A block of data
[Start]

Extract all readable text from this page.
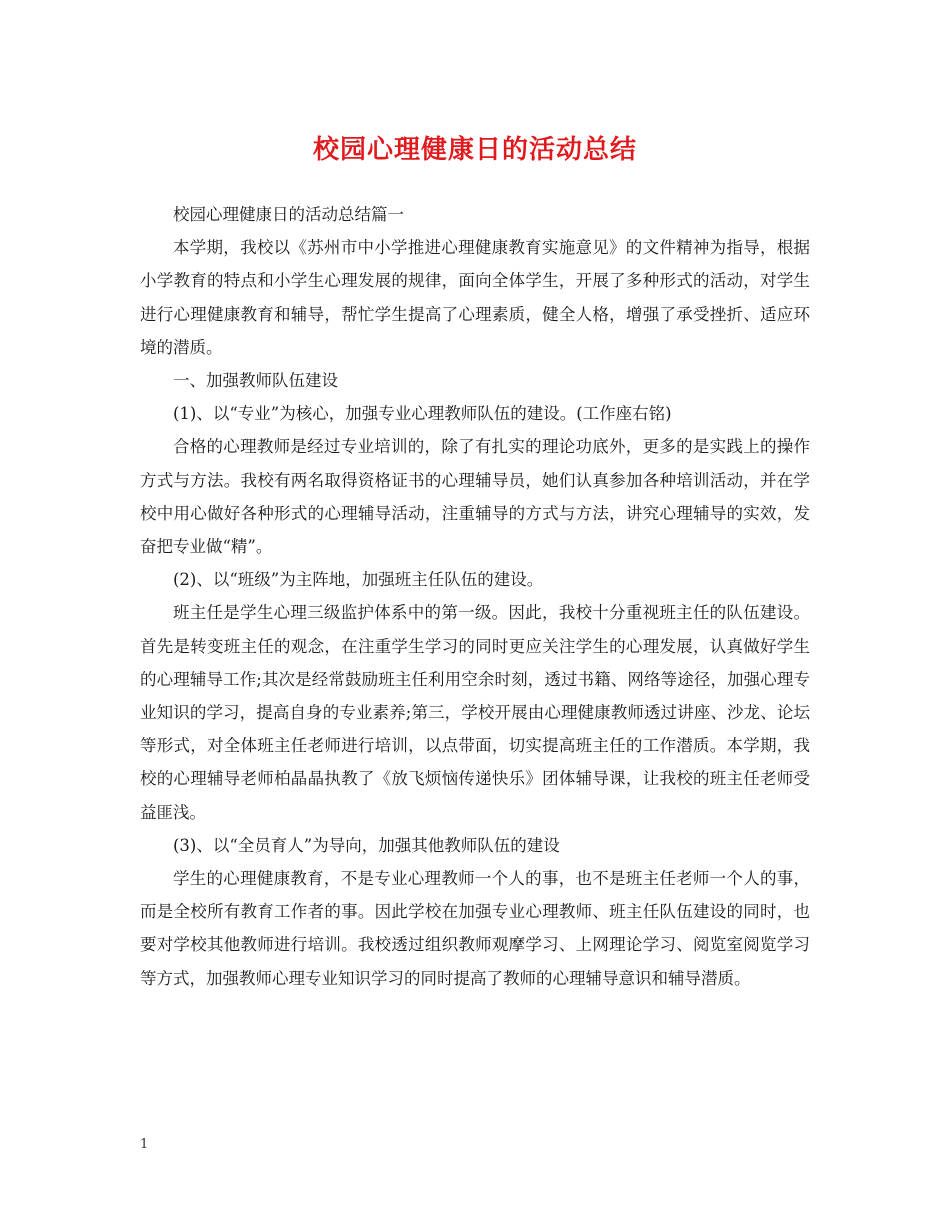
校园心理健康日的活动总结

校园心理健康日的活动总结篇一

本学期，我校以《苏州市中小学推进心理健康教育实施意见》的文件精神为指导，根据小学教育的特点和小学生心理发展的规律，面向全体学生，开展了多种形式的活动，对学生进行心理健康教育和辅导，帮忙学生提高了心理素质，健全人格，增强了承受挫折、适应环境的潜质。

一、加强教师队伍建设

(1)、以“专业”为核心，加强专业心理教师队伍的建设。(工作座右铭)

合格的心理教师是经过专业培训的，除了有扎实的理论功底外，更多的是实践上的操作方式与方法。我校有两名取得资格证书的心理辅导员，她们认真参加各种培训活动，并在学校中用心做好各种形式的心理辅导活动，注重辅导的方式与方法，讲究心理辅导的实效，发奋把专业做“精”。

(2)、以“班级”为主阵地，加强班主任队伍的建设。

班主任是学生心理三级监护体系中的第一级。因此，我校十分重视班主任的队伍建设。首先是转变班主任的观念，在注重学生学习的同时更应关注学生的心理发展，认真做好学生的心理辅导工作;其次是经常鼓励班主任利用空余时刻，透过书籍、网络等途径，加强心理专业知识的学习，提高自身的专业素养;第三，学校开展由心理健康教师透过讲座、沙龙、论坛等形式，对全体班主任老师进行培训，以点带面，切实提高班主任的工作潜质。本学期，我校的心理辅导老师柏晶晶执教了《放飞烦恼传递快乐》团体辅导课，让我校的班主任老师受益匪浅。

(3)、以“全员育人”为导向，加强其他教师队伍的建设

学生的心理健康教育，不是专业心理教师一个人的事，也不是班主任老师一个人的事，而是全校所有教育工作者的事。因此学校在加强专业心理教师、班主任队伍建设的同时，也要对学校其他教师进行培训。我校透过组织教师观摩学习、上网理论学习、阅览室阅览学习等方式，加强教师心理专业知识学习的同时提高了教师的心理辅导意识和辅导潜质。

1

[End]
[Start]

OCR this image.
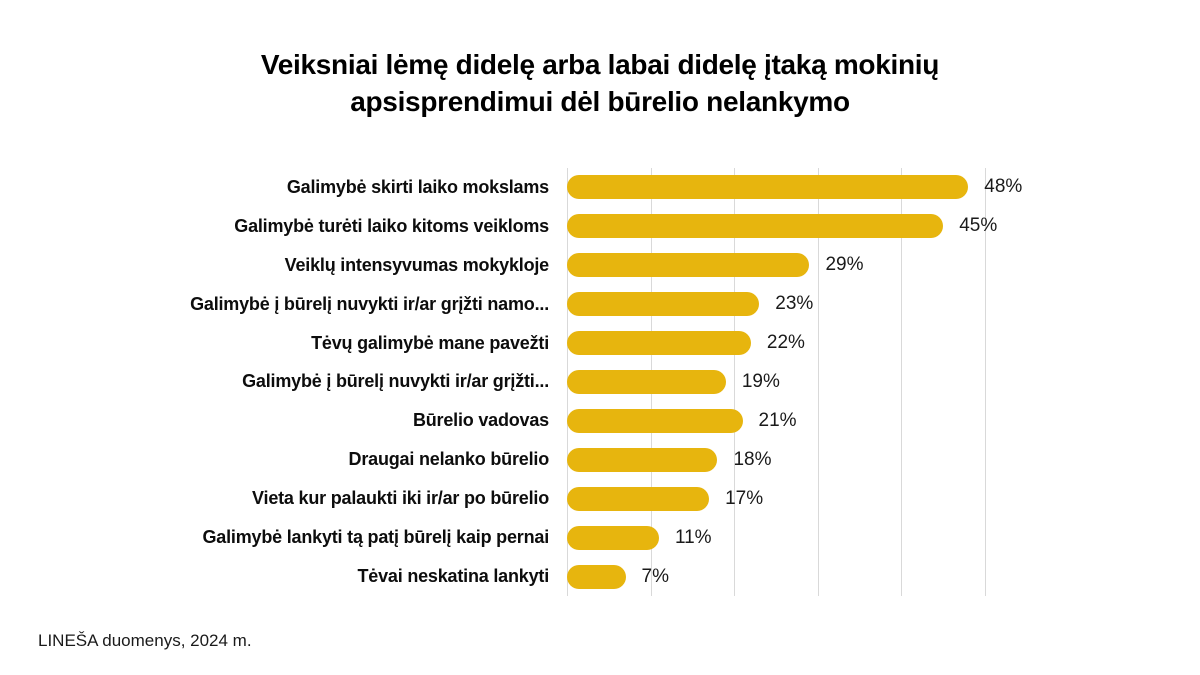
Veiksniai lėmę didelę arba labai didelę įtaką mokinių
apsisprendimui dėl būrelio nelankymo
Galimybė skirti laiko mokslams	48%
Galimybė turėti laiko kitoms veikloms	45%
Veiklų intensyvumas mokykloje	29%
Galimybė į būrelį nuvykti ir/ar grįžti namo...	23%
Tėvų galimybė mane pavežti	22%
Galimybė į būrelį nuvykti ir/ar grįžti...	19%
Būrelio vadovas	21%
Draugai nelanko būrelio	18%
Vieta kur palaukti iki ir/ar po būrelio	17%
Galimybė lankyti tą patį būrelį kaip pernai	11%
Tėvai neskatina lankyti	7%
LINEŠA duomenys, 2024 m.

[End]

• **INSTRUCTION**
Examine the data above and state how many of its lines contain the word "laiko", with no further remarks.

• **SOLVED EXERCISE**
2